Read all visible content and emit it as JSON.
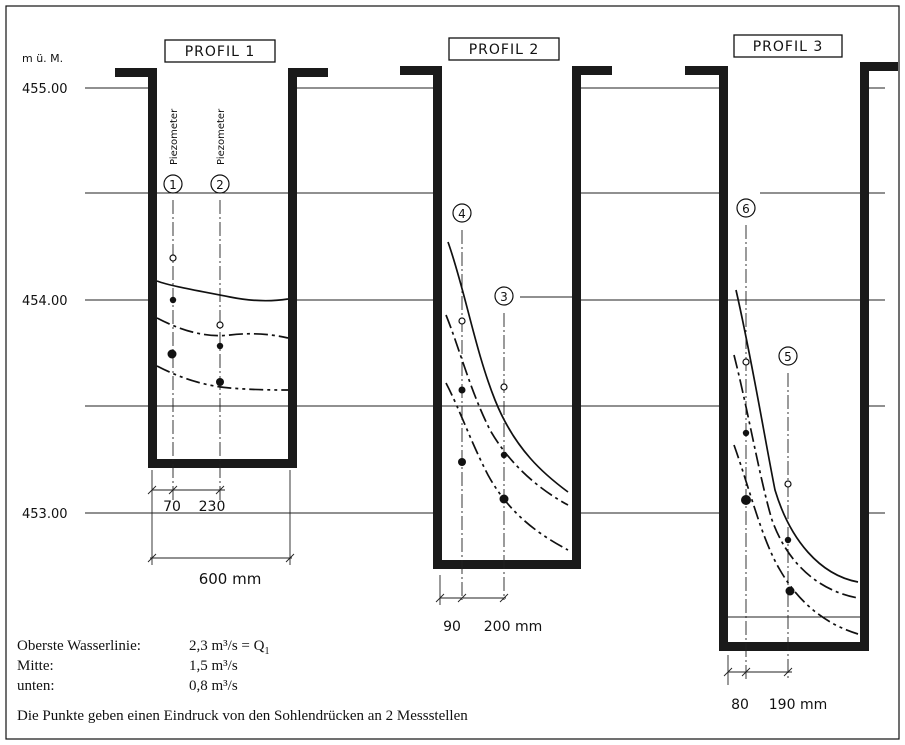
{
  "unit_label": "m ü. M.",
  "elevation_labels": [
    "455.00",
    "454.00",
    "453.00"
  ],
  "profiles": [
    {
      "title": "PROFIL 1",
      "piezometer_label": "Piezometer",
      "points": [
        "1",
        "2"
      ],
      "dims": [
        "70",
        "230",
        "600 mm"
      ]
    },
    {
      "title": "PROFIL 2",
      "points": [
        "4",
        "3"
      ],
      "dims": [
        "90",
        "200 mm"
      ]
    },
    {
      "title": "PROFIL 3",
      "points": [
        "6",
        "5"
      ],
      "dims": [
        "80",
        "190 mm"
      ]
    }
  ],
  "legend": {
    "oberste_label": "Oberste Wasserlinie:",
    "oberste_value": "2,3 m³/s = Q",
    "oberste_sub": "1",
    "mitte_label": "Mitte:",
    "mitte_value": "1,5 m³/s",
    "unten_label": "unten:",
    "unten_value": "0,8 m³/s",
    "note": "Die Punkte geben einen Eindruck von den Sohlendrücken an 2 Messstellen"
  }
}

_Exercise_
Transcribe all the records above word for word, without their images.

_Solution to the exercise_
Read all visible content and emit it as JSON.
{
  "unit_label": "m ü. M.",
  "elevation_labels": [
    "455.00",
    "454.00",
    "453.00"
  ],
  "profiles": [
    {
      "title": "PROFIL 1",
      "piezometer_label": "Piezometer",
      "points": [
        "1",
        "2"
      ],
      "dims": [
        "70",
        "230",
        "600 mm"
      ]
    },
    {
      "title": "PROFIL 2",
      "points": [
        "4",
        "3"
      ],
      "dims": [
        "90",
        "200 mm"
      ]
    },
    {
      "title": "PROFIL 3",
      "points": [
        "6",
        "5"
      ],
      "dims": [
        "80",
        "190 mm"
      ]
    }
  ],
  "legend": {
    "oberste_label": "Oberste Wasserlinie:",
    "oberste_value": "2,3 m³/s = Q",
    "oberste_sub": "1",
    "mitte_label": "Mitte:",
    "mitte_value": "1,5 m³/s",
    "unten_label": "unten:",
    "unten_value": "0,8 m³/s",
    "note": "Die Punkte geben einen Eindruck von den Sohlendrücken an 2 Messstellen"
  }
}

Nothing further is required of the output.